__GIVEN PROBLEM__
Count lines, not occurrences: report how many lines in the records hold the string "subtitle", and nothing else.

__________

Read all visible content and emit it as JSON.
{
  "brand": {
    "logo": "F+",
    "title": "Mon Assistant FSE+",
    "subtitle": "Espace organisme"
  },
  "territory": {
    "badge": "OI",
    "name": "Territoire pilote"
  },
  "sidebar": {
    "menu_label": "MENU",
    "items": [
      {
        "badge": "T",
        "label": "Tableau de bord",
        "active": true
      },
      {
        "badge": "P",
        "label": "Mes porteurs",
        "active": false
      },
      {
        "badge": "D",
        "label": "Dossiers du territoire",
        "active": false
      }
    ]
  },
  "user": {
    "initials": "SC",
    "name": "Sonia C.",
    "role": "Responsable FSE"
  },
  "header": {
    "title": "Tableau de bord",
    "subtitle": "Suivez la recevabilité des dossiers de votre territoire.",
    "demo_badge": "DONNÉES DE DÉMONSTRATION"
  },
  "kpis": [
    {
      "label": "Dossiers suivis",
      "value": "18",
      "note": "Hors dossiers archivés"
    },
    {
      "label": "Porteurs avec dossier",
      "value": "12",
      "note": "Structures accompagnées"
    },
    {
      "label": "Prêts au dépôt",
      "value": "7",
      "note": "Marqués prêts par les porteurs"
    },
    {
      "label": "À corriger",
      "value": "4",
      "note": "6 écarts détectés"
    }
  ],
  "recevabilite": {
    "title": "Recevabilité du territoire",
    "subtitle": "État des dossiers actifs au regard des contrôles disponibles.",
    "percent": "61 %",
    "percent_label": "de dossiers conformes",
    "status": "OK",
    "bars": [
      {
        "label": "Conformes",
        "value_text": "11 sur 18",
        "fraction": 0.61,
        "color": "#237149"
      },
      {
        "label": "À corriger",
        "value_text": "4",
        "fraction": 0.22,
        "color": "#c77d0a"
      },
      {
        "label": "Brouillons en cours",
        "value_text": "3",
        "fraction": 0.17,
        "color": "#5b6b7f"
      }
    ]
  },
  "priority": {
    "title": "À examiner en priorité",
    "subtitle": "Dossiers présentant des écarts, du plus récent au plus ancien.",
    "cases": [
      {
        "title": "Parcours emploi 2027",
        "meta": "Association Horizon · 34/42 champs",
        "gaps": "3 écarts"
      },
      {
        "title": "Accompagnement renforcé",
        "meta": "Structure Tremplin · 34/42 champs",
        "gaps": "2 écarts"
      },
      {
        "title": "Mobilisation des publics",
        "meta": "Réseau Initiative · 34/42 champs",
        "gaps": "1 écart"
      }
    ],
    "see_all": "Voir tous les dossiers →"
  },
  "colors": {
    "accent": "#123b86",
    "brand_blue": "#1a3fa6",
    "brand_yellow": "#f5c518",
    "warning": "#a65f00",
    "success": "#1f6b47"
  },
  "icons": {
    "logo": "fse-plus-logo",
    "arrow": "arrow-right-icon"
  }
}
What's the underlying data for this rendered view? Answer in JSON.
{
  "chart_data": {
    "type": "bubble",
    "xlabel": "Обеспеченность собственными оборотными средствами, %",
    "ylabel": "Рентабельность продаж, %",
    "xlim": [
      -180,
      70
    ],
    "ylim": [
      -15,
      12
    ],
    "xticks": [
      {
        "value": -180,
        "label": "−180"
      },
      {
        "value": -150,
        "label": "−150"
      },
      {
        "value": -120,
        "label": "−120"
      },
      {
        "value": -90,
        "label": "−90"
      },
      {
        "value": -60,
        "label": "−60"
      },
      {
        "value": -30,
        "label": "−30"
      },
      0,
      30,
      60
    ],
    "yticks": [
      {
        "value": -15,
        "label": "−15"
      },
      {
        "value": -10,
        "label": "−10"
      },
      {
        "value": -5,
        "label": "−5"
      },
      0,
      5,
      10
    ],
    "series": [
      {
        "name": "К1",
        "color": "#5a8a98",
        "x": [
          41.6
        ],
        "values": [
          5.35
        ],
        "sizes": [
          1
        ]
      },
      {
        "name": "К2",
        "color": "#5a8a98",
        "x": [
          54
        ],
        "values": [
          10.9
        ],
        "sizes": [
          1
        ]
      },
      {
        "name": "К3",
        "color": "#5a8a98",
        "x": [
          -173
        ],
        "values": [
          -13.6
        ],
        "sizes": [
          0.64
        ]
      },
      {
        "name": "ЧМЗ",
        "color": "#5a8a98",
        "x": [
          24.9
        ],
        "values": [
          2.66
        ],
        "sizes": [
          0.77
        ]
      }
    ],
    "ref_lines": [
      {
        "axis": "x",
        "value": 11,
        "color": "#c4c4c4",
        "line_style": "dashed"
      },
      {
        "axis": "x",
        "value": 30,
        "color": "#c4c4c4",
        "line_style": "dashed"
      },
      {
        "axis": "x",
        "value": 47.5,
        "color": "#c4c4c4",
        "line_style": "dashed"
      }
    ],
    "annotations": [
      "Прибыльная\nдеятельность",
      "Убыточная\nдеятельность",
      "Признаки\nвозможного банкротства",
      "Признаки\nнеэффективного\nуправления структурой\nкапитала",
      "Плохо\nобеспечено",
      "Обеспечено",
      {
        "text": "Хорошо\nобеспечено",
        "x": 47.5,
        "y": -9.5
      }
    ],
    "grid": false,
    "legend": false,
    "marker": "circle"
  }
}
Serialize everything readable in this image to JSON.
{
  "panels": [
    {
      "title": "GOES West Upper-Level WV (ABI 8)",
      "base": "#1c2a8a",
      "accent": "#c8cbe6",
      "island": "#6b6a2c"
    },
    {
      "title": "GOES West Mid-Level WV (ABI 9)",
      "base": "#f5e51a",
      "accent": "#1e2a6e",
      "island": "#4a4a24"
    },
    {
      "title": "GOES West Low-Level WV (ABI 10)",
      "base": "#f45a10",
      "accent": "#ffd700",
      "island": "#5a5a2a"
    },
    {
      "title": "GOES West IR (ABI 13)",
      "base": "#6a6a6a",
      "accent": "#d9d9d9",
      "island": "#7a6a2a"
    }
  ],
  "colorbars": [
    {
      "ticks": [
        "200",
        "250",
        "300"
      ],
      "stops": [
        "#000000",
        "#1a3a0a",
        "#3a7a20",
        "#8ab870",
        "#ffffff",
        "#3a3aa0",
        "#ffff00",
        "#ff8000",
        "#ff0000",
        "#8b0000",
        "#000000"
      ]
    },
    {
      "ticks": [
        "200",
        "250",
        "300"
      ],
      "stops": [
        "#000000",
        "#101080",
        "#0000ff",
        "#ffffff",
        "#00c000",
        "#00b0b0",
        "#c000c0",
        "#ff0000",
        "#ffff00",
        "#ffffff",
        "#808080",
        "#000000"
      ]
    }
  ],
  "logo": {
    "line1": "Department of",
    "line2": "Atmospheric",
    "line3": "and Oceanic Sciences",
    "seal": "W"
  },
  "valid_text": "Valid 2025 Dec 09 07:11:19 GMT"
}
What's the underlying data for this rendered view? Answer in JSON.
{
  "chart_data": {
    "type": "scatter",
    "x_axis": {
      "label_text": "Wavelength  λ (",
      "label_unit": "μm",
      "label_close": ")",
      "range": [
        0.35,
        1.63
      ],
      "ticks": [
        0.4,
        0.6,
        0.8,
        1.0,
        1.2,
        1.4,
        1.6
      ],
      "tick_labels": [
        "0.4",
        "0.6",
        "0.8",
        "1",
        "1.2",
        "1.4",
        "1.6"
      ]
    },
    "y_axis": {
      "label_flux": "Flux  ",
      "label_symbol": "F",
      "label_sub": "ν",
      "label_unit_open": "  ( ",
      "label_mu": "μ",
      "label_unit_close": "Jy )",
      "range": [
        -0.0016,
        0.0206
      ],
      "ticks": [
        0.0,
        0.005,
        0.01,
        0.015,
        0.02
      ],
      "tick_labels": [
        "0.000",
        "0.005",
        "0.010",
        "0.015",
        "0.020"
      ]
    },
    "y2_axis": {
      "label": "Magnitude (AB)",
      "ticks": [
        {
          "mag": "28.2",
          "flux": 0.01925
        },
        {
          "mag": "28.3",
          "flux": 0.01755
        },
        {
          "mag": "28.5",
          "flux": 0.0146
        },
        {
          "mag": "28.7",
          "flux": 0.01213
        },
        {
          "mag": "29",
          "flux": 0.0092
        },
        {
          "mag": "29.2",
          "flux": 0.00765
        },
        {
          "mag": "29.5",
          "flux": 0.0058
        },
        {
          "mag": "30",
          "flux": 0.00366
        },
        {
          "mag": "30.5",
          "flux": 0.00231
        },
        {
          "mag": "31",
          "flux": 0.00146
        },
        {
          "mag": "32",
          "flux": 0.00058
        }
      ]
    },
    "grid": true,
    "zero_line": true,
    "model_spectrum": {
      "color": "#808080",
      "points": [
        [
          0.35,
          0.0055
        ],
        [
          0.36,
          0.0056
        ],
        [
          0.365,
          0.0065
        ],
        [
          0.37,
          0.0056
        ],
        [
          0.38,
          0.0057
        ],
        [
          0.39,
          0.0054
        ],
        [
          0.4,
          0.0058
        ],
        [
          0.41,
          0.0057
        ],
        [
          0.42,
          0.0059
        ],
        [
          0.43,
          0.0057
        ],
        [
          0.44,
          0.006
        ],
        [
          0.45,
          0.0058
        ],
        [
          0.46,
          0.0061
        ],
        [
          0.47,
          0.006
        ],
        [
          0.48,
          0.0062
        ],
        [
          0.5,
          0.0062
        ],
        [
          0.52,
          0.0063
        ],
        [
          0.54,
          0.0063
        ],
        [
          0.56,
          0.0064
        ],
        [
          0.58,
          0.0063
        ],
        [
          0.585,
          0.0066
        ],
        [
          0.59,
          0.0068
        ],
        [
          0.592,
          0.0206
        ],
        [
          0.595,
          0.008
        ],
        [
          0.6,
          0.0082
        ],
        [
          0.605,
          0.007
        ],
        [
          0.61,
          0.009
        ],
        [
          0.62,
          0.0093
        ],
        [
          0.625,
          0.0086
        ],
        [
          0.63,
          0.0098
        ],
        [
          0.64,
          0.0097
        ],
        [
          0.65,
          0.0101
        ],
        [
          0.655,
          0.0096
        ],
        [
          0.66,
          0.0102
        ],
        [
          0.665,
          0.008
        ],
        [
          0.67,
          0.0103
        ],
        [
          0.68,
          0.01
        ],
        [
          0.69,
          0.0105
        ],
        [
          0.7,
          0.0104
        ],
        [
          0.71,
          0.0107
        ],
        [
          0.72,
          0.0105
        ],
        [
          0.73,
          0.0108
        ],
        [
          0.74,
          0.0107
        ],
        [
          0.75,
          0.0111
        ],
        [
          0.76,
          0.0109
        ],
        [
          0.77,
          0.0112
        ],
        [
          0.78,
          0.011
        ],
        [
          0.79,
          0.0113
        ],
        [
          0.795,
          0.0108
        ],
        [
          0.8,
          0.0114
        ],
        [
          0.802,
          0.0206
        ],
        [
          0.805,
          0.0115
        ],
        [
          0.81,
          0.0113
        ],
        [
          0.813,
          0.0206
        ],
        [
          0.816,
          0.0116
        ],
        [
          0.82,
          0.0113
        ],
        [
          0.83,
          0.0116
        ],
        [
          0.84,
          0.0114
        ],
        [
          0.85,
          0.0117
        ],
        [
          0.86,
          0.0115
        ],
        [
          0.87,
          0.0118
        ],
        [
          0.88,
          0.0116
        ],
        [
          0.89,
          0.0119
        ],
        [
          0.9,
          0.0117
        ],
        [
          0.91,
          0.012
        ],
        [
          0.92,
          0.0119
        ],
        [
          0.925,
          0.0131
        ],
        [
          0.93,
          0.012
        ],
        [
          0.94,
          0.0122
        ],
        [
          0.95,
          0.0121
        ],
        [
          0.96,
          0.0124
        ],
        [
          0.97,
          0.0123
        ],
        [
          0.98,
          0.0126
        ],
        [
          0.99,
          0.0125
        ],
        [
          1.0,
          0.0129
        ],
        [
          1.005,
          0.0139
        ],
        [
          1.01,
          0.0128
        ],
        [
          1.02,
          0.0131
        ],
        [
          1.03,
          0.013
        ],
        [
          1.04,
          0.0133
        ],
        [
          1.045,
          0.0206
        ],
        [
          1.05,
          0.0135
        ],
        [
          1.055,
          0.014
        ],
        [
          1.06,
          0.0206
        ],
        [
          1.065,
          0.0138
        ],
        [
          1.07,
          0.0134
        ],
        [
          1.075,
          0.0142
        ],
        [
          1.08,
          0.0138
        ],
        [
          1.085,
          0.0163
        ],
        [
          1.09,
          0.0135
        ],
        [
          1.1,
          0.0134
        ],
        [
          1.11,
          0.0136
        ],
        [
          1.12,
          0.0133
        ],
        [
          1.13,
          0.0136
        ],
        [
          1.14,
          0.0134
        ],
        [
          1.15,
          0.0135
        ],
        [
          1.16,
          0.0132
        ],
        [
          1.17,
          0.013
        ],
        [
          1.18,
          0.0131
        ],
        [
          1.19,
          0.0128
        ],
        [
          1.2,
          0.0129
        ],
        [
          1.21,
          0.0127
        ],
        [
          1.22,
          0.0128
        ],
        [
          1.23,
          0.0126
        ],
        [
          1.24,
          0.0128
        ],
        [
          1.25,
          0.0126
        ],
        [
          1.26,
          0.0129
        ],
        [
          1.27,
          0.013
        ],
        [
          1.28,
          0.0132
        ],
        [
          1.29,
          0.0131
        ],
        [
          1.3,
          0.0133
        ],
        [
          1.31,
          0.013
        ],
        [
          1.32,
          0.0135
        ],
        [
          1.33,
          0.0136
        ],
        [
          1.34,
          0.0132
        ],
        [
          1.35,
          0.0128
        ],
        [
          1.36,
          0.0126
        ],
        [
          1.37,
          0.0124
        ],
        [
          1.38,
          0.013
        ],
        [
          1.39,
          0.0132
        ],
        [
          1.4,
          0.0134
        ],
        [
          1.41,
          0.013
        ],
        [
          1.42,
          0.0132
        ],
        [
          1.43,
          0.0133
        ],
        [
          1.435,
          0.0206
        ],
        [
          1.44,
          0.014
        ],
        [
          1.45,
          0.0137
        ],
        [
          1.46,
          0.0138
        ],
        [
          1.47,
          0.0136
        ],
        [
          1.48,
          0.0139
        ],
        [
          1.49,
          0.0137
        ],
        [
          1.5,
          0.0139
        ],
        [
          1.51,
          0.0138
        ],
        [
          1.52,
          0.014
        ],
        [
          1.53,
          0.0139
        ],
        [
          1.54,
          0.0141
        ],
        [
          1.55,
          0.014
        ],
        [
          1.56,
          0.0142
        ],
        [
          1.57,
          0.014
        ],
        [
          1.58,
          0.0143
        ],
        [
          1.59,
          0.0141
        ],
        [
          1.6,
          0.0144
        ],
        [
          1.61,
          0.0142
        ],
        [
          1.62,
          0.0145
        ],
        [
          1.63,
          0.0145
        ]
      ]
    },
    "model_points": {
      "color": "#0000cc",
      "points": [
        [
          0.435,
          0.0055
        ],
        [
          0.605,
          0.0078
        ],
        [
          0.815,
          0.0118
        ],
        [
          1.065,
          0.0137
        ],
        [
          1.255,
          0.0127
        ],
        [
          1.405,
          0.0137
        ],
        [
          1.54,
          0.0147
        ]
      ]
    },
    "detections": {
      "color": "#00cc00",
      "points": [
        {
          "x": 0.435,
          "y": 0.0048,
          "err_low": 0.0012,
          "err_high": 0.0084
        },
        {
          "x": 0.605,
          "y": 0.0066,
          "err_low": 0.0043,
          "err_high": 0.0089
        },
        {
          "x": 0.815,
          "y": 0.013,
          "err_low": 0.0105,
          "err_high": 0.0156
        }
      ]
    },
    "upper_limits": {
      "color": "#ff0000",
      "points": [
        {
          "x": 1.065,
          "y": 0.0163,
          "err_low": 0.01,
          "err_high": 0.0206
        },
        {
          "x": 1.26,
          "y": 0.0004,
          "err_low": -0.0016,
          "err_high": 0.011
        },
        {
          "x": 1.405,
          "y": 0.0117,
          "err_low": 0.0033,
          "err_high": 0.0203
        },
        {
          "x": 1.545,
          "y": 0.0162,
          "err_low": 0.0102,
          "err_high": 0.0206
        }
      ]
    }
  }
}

__________

__THE RESPONSE__
4